__TO DO__:
Retype, without alteration, each line from the line containing "Serialize everything readable" to the final line of the records.

__GIVEN DATA__:
----------------------------------------
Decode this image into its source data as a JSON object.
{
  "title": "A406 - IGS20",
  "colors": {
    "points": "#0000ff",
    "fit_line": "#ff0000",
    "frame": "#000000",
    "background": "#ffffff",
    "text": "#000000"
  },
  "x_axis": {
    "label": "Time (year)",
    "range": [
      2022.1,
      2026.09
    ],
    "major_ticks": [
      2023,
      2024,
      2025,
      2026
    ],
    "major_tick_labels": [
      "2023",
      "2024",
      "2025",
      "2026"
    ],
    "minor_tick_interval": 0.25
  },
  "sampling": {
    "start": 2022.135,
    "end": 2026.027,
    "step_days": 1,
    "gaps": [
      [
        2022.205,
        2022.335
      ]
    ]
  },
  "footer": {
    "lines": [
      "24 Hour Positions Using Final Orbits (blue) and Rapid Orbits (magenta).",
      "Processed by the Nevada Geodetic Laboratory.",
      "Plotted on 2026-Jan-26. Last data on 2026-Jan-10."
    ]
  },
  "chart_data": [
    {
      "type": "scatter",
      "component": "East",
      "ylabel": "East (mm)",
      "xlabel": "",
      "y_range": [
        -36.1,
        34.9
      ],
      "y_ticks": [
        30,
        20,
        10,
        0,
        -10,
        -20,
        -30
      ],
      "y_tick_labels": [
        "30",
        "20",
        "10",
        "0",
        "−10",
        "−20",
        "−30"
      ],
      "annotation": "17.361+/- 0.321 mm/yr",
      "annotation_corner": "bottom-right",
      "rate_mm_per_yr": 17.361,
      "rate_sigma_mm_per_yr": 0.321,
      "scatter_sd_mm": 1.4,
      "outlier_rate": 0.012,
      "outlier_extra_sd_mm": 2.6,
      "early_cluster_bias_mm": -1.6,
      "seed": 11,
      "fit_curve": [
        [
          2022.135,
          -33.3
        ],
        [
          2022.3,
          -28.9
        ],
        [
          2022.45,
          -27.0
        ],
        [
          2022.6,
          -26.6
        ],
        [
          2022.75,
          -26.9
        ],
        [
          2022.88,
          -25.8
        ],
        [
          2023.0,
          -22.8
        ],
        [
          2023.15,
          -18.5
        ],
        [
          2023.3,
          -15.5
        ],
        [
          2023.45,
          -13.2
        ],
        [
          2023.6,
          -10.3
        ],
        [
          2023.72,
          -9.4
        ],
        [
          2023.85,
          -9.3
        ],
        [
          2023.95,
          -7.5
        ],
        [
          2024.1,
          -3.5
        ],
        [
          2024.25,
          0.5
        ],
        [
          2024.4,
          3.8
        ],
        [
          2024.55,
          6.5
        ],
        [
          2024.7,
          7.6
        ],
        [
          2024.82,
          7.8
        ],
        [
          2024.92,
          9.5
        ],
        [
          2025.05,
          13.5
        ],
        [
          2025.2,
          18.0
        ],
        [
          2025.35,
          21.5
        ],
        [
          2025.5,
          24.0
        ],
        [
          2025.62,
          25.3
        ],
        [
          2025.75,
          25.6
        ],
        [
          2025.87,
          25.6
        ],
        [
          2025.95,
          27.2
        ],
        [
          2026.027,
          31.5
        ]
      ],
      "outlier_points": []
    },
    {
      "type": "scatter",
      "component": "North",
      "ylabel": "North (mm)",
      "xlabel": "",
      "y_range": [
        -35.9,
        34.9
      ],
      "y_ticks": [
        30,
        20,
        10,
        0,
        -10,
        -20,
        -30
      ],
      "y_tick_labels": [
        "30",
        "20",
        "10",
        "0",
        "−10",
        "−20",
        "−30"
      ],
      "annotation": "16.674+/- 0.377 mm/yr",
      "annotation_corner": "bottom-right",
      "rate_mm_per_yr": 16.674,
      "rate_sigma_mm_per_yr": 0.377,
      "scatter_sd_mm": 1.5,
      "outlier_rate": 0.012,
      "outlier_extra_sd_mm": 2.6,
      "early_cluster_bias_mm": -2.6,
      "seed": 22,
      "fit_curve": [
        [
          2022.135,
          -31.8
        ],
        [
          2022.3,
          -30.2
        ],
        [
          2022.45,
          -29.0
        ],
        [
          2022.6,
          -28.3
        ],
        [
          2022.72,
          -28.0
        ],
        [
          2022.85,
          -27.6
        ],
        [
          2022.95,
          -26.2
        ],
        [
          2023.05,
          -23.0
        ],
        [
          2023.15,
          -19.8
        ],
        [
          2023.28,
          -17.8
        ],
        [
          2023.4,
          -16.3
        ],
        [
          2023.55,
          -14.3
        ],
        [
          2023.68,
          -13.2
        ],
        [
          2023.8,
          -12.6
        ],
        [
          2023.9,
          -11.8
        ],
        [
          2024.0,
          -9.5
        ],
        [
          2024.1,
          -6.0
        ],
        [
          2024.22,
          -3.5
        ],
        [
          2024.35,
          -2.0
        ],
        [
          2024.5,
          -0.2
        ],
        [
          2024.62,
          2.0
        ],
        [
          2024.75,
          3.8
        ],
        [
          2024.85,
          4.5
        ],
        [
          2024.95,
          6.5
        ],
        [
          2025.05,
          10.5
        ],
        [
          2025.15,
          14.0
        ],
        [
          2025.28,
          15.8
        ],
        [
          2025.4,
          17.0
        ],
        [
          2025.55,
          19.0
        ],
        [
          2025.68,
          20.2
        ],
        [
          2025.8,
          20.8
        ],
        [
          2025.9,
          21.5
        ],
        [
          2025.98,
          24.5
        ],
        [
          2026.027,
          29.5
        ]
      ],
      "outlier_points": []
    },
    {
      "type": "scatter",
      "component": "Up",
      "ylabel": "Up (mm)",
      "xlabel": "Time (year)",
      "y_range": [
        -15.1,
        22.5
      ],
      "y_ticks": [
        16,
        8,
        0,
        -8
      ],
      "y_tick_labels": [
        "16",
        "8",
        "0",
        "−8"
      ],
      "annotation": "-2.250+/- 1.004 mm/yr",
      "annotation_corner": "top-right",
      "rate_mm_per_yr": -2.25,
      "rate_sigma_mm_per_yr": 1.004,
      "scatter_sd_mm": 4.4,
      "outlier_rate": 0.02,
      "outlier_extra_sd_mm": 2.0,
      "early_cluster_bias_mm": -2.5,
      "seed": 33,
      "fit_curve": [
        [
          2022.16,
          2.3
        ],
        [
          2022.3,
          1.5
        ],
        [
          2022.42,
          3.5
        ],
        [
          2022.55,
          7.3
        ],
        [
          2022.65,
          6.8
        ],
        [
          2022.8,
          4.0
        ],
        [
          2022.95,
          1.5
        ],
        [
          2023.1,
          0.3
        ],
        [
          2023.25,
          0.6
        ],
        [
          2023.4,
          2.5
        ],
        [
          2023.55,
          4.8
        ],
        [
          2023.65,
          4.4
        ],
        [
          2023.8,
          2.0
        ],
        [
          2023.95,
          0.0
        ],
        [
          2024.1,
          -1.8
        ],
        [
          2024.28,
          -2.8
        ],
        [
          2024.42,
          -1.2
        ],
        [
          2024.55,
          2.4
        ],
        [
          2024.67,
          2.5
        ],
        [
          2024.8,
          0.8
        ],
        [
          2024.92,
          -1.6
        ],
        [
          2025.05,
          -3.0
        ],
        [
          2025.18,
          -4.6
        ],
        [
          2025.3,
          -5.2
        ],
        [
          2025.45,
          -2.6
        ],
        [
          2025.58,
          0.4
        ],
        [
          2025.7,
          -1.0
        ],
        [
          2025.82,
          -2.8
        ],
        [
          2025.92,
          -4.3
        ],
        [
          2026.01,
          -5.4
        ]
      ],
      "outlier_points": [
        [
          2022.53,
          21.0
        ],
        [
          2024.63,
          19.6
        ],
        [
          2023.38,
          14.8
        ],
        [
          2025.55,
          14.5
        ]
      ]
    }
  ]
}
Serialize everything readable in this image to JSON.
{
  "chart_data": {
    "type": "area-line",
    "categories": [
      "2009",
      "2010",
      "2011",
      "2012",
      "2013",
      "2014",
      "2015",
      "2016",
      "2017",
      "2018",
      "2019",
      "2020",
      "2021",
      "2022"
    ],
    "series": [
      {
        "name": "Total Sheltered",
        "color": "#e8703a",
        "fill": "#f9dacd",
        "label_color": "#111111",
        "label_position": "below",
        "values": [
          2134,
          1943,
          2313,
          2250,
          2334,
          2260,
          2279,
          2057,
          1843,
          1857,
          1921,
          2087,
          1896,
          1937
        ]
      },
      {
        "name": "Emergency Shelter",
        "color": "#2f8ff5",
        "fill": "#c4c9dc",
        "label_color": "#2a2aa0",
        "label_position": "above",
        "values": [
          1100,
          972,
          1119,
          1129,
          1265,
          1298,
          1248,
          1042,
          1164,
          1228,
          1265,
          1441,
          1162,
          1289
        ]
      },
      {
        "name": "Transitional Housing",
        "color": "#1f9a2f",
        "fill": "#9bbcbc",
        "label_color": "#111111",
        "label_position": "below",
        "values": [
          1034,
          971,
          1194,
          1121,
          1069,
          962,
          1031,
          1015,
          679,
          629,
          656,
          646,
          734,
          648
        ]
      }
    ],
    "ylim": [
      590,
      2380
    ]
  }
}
----------------------------------------
__CORRECT RESULT__:
Serialize everything readable in this image to JSON.
{
  "chart_data": {
    "type": "area-line",
    "categories": [
      "2009",
      "2010",
      "2011",
      "2012",
      "2013",
      "2014",
      "2015",
      "2016",
      "2017",
      "2018",
      "2019",
      "2020",
      "2021",
      "2022"
    ],
    "series": [
      {
        "name": "Total Sheltered",
        "color": "#e8703a",
        "fill": "#f9dacd",
        "label_color": "#111111",
        "label_position": "below",
        "values": [
          2134,
          1943,
          2313,
          2250,
          2334,
          2260,
          2279,
          2057,
          1843,
          1857,
          1921,
          2087,
          1896,
          1937
        ]
      },
      {
        "name": "Emergency Shelter",
        "color": "#2f8ff5",
        "fill": "#c4c9dc",
        "label_color": "#2a2aa0",
        "label_position": "above",
        "values": [
          1100,
          972,
          1119,
          1129,
          1265,
          1298,
          1248,
          1042,
          1164,
          1228,
          1265,
          1441,
          1162,
          1289
        ]
      },
      {
        "name": "Transitional Housing",
        "color": "#1f9a2f",
        "fill": "#9bbcbc",
        "label_color": "#111111",
        "label_position": "below",
        "values": [
          1034,
          971,
          1194,
          1121,
          1069,
          962,
          1031,
          1015,
          679,
          629,
          656,
          646,
          734,
          648
        ]
      }
    ],
    "ylim": [
      590,
      2380
    ]
  }
}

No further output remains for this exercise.